[Collected data entries]
---

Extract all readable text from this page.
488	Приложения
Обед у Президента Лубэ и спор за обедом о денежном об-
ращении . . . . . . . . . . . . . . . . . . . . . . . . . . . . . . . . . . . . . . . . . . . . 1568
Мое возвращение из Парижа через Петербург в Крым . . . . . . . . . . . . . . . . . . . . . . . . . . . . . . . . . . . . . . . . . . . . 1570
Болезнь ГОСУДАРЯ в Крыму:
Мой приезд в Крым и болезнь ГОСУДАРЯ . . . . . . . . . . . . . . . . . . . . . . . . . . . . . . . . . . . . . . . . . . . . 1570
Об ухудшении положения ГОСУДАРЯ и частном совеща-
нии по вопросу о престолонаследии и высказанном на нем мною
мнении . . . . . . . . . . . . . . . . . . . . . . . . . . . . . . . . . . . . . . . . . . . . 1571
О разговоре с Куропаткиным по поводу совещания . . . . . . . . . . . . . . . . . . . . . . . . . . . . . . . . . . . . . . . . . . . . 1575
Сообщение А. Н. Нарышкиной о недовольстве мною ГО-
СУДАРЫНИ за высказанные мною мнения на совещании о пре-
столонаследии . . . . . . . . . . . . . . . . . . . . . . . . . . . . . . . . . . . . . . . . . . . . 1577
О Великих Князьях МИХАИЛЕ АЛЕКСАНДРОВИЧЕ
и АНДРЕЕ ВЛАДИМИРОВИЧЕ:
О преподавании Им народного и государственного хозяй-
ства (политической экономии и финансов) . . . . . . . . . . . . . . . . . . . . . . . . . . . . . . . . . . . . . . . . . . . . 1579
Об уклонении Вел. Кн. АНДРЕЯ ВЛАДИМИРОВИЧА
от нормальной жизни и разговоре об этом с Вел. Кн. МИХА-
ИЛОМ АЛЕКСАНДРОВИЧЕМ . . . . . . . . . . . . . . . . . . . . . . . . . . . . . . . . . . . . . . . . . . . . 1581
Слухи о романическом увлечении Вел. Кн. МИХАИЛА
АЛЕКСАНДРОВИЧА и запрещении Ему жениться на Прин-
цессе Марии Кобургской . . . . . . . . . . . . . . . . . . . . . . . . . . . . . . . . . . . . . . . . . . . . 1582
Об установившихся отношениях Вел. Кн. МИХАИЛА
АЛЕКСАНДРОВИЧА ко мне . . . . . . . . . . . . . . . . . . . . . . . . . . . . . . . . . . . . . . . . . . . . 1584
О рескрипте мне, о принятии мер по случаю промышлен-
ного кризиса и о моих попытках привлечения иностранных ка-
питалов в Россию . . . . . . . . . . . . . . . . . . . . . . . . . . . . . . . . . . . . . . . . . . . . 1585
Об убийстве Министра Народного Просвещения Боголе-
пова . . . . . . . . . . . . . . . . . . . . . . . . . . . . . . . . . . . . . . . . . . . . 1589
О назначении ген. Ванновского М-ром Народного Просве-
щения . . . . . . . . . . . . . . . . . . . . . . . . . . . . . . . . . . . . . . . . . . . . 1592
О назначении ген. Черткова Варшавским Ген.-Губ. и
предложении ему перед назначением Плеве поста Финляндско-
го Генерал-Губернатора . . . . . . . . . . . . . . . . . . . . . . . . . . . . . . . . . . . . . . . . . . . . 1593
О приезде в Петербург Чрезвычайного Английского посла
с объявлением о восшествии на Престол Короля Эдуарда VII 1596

---

• TASK BRIEF:
Transcribe the whole listing exactly.

• TASK ANSWER:
Extract all readable text from this page.
488	Приложения
Обед у Президента Лубэ и спор за обедом о денежном об-
ращении . . . . . . . . . . . . . . . . . . . . . . . . . . . . . . . . . . . . . . . . . . . . 1568
Мое возвращение из Парижа через Петербург в Крым . . . . . . . . . . . . . . . . . . . . . . . . . . . . . . . . . . . . . . . . . . . . 1570
Болезнь ГОСУДАРЯ в Крыму:
Мой приезд в Крым и болезнь ГОСУДАРЯ . . . . . . . . . . . . . . . . . . . . . . . . . . . . . . . . . . . . . . . . . . . . 1570
Об ухудшении положения ГОСУДАРЯ и частном совеща-
нии по вопросу о престолонаследии и высказанном на нем мною
мнении . . . . . . . . . . . . . . . . . . . . . . . . . . . . . . . . . . . . . . . . . . . . 1571
О разговоре с Куропаткиным по поводу совещания . . . . . . . . . . . . . . . . . . . . . . . . . . . . . . . . . . . . . . . . . . . . 1575
Сообщение А. Н. Нарышкиной о недовольстве мною ГО-
СУДАРЫНИ за высказанные мною мнения на совещании о пре-
столонаследии . . . . . . . . . . . . . . . . . . . . . . . . . . . . . . . . . . . . . . . . . . . . 1577
О Великих Князьях МИХАИЛЕ АЛЕКСАНДРОВИЧЕ
и АНДРЕЕ ВЛАДИМИРОВИЧЕ:
О преподавании Им народного и государственного хозяй-
ства (политической экономии и финансов) . . . . . . . . . . . . . . . . . . . . . . . . . . . . . . . . . . . . . . . . . . . . 1579
Об уклонении Вел. Кн. АНДРЕЯ ВЛАДИМИРОВИЧА
от нормальной жизни и разговоре об этом с Вел. Кн. МИХА-
ИЛОМ АЛЕКСАНДРОВИЧЕМ . . . . . . . . . . . . . . . . . . . . . . . . . . . . . . . . . . . . . . . . . . . . 1581
Слухи о романическом увлечении Вел. Кн. МИХАИЛА
АЛЕКСАНДРОВИЧА и запрещении Ему жениться на Прин-
цессе Марии Кобургской . . . . . . . . . . . . . . . . . . . . . . . . . . . . . . . . . . . . . . . . . . . . 1582
Об установившихся отношениях Вел. Кн. МИХАИЛА
АЛЕКСАНДРОВИЧА ко мне . . . . . . . . . . . . . . . . . . . . . . . . . . . . . . . . . . . . . . . . . . . . 1584
О рескрипте мне, о принятии мер по случаю промышлен-
ного кризиса и о моих попытках привлечения иностранных ка-
питалов в Россию . . . . . . . . . . . . . . . . . . . . . . . . . . . . . . . . . . . . . . . . . . . . 1585
Об убийстве Министра Народного Просвещения Боголе-
пова . . . . . . . . . . . . . . . . . . . . . . . . . . . . . . . . . . . . . . . . . . . . 1589
О назначении ген. Ванновского М-ром Народного Просве-
щения . . . . . . . . . . . . . . . . . . . . . . . . . . . . . . . . . . . . . . . . . . . . 1592
О назначении ген. Черткова Варшавским Ген.-Губ. и
предложении ему перед назначением Плеве поста Финляндско-
го Генерал-Губернатора . . . . . . . . . . . . . . . . . . . . . . . . . . . . . . . . . . . . . . . . . . . . 1593
О приезде в Петербург Чрезвычайного Английского посла
с объявлением о восшествии на Престол Короля Эдуарда VII 1596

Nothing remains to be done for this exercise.